Dataset extract ::
----------

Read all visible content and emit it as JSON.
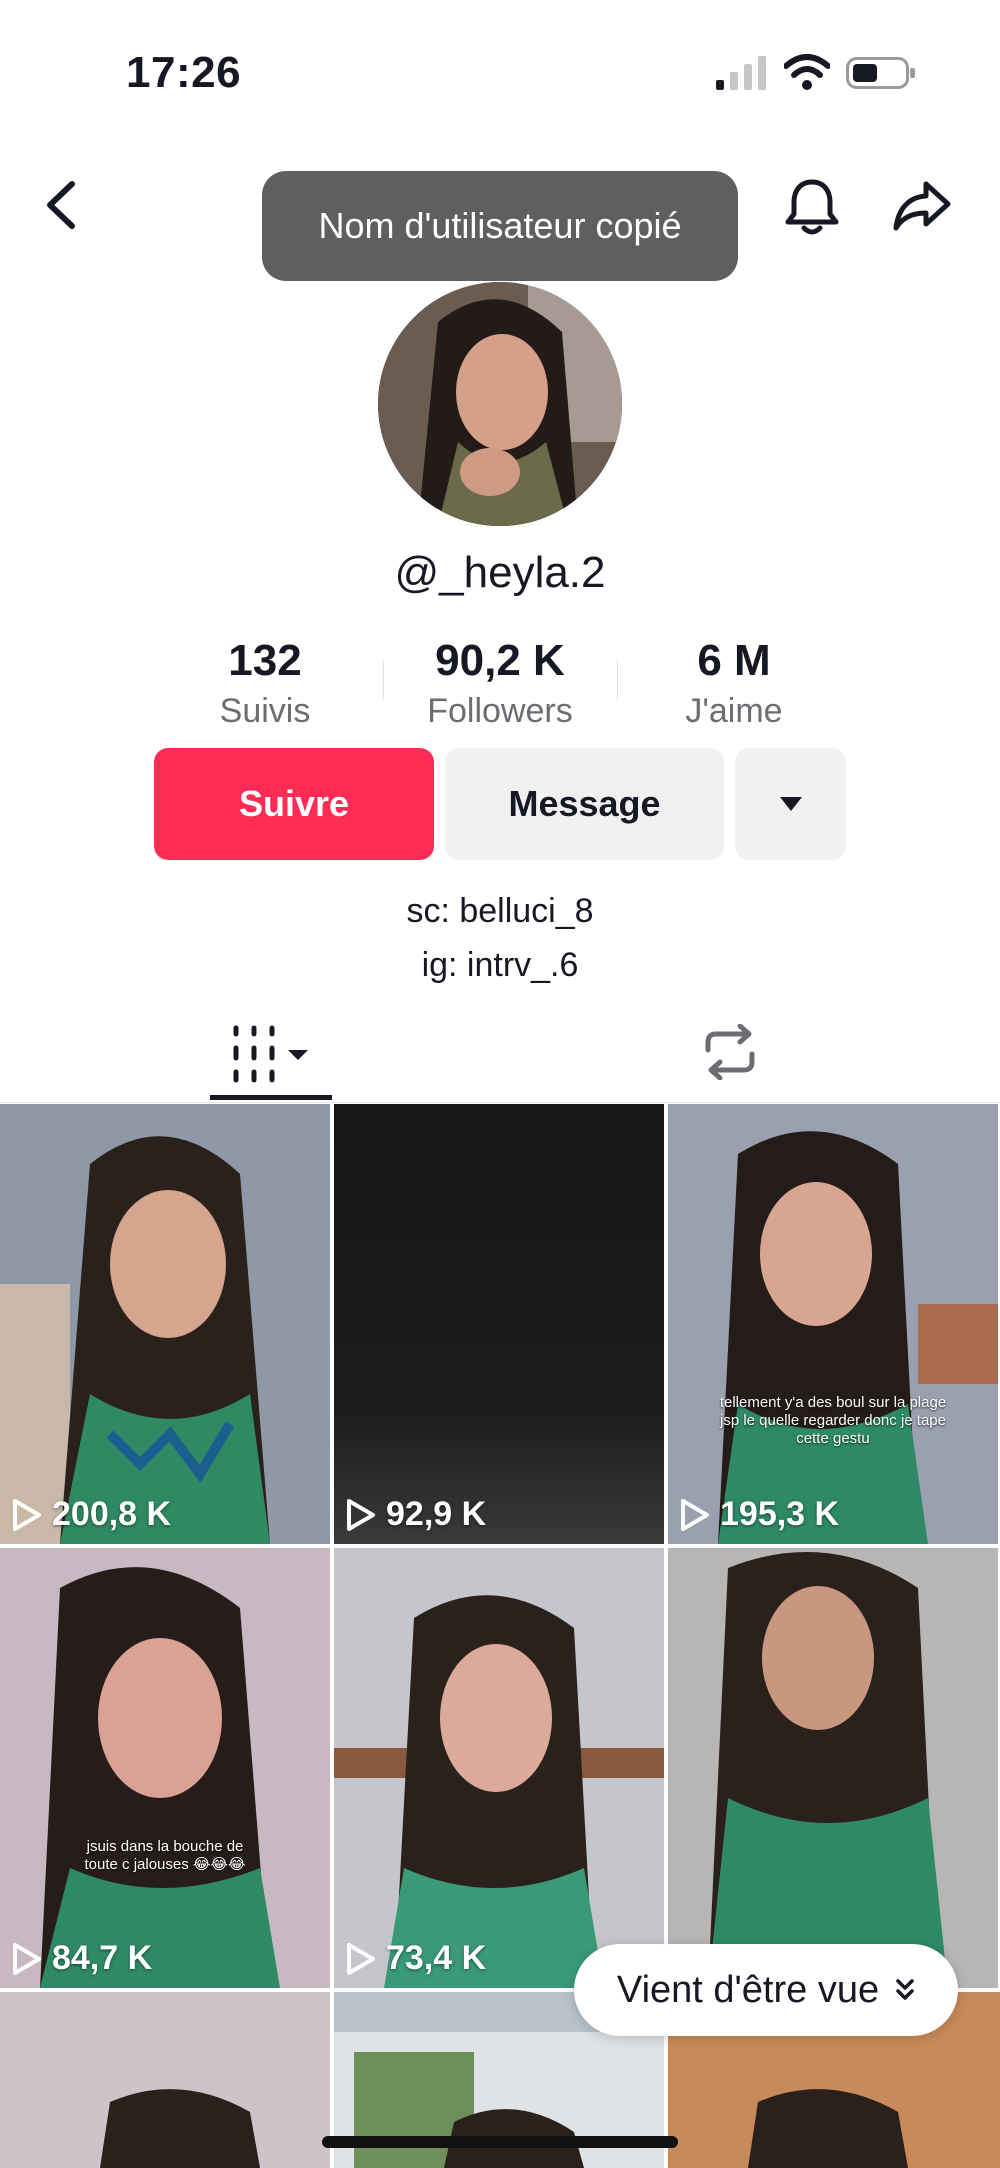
{
  "status_bar": {
    "time": "17:26"
  },
  "header": {
    "toast": "Nom d'utilisateur copié"
  },
  "profile": {
    "username": "@_heyla.2",
    "stats": [
      {
        "value": "132",
        "label": "Suivis"
      },
      {
        "value": "90,2 K",
        "label": "Followers"
      },
      {
        "value": "6 M",
        "label": "J'aime"
      }
    ],
    "follow_label": "Suivre",
    "message_label": "Message",
    "bio": [
      "sc: belluci_8",
      "ig: intrv_.6"
    ]
  },
  "videos": [
    {
      "views": "200,8 K",
      "caption": ""
    },
    {
      "views": "92,9 K",
      "caption": ""
    },
    {
      "views": "195,3 K",
      "caption": "tellement y'a des boul sur la plage jsp le quelle regarder donc je tape cette gestu"
    },
    {
      "views": "84,7 K",
      "caption": "jsuis dans la bouche de toute c jalouses 😂😂😂"
    },
    {
      "views": "73,4 K",
      "caption": ""
    },
    {
      "views": "",
      "caption": ""
    }
  ],
  "recently_viewed_label": "Vient d'être vue",
  "colors": {
    "accent": "#fe2c55",
    "secondary_button": "#f1f1f2",
    "text": "#161823",
    "muted": "#6c6d72"
  }
}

----------

Determine how many lines in the listing above hold the string "views", then write only the number.

Solution ::
6